Supplied data:
=-=-=-=-=

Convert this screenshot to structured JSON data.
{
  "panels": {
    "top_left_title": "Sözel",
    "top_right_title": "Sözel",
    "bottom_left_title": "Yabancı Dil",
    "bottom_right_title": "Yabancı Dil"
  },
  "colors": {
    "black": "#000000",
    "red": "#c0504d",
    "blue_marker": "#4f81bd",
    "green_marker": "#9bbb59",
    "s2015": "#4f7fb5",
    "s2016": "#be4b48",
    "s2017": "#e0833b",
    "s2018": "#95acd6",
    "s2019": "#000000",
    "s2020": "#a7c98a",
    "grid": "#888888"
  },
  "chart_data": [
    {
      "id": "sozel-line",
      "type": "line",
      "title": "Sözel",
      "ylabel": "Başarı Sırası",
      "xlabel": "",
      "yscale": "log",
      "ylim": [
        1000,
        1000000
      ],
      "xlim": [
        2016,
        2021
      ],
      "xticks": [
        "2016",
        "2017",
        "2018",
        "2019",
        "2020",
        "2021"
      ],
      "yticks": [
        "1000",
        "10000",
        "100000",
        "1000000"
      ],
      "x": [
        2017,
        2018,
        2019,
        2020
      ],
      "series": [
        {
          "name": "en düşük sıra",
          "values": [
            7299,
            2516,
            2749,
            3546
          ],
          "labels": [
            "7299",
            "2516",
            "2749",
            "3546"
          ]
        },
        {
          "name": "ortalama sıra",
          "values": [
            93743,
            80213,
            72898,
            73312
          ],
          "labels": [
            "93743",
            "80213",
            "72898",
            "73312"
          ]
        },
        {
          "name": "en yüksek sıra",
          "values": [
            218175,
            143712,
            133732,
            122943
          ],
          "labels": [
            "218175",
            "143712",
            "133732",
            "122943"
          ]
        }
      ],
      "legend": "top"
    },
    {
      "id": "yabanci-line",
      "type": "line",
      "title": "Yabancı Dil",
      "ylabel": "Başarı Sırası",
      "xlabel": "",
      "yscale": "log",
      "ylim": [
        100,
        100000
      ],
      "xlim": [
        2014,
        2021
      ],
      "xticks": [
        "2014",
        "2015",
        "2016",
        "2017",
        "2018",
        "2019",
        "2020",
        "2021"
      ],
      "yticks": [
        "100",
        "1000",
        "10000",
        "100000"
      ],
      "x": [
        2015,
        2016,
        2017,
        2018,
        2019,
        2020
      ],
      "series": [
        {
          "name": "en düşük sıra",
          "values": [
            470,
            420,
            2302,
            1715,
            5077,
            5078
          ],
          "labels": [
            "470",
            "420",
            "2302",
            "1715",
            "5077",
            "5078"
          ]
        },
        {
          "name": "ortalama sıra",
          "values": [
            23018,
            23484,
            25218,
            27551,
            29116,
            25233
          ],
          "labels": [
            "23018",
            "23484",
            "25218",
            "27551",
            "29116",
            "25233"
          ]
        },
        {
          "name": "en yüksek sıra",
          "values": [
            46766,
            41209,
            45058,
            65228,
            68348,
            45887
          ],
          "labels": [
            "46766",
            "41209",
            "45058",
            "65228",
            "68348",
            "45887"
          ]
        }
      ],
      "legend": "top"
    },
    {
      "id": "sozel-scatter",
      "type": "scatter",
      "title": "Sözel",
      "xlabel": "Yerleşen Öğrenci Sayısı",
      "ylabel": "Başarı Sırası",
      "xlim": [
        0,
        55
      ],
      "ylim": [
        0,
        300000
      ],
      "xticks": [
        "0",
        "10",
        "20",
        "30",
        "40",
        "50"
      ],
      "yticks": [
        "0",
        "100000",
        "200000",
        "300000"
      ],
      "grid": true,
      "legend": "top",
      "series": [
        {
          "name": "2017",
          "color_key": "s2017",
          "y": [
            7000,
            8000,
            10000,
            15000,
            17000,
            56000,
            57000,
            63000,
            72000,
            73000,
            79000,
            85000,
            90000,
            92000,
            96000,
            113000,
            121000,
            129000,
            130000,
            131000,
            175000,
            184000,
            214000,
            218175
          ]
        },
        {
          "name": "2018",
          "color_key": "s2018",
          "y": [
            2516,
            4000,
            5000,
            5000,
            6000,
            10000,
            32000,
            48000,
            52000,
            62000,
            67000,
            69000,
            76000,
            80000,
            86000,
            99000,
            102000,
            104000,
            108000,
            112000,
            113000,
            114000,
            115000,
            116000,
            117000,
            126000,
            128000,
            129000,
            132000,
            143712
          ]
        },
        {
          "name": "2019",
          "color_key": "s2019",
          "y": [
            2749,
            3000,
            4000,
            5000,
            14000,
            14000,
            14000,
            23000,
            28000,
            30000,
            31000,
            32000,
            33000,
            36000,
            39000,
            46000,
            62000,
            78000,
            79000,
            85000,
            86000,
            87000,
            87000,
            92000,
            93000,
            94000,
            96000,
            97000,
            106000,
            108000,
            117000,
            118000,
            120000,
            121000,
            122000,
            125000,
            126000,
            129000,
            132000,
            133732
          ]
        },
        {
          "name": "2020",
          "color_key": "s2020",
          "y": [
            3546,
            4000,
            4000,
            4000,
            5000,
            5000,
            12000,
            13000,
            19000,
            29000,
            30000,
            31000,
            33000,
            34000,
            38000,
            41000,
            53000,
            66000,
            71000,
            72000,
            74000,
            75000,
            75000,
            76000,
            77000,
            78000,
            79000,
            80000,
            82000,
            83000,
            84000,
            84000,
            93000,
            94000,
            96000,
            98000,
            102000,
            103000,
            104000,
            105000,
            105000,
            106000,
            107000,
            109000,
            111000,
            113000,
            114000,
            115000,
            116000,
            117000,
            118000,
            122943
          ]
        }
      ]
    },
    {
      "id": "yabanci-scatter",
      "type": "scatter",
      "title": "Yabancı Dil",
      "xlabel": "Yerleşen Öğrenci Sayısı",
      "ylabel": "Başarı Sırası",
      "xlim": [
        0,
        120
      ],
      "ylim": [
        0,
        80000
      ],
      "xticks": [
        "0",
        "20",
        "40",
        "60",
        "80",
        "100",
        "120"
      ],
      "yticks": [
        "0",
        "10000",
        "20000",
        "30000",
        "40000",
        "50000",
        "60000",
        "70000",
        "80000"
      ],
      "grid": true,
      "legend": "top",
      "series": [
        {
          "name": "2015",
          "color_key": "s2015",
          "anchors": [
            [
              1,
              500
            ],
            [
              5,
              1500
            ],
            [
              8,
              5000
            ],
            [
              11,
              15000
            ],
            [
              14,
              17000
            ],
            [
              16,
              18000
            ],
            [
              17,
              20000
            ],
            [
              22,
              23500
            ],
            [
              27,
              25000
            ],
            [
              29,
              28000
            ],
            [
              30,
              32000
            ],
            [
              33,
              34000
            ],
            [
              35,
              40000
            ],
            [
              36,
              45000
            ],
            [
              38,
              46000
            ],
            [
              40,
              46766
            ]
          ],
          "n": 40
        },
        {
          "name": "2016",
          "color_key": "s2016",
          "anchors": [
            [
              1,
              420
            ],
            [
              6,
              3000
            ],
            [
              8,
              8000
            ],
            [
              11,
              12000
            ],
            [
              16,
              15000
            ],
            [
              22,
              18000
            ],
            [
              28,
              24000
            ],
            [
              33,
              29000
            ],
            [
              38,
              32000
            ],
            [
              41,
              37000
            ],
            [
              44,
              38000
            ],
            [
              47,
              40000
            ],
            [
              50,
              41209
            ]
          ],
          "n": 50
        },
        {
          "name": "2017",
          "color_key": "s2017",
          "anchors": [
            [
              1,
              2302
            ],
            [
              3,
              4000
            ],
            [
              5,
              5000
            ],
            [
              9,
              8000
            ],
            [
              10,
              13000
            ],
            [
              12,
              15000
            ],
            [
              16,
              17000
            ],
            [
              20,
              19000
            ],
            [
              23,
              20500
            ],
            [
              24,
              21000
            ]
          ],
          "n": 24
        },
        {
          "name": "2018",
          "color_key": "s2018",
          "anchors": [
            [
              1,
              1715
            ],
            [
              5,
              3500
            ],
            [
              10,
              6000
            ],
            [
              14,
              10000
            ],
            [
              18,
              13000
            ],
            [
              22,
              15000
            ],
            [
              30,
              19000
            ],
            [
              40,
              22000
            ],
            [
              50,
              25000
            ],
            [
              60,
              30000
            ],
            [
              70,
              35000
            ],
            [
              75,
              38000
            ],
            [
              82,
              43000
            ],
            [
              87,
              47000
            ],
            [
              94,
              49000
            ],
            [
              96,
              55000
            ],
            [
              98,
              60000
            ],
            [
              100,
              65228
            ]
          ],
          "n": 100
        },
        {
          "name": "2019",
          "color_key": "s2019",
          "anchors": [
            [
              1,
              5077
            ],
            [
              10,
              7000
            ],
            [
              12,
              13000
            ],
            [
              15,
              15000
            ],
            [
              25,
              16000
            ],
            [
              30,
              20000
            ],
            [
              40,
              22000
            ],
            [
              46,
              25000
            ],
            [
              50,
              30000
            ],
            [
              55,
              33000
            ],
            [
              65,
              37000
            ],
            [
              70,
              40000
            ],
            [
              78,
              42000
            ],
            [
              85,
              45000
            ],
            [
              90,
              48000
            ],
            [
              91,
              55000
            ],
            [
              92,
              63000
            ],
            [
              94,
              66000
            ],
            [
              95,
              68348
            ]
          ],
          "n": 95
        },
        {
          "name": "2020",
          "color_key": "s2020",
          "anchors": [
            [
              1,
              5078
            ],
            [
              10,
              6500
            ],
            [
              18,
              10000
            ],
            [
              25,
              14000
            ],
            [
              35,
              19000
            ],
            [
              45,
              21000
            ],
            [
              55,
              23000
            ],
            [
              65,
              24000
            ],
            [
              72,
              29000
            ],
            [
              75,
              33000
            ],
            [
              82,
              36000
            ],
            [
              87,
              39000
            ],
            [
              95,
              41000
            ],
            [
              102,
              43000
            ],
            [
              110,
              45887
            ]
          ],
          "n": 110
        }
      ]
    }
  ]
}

=-=-=-=-=

Tell how many lines include "Sözel". The number is the whole answer.

Result:
4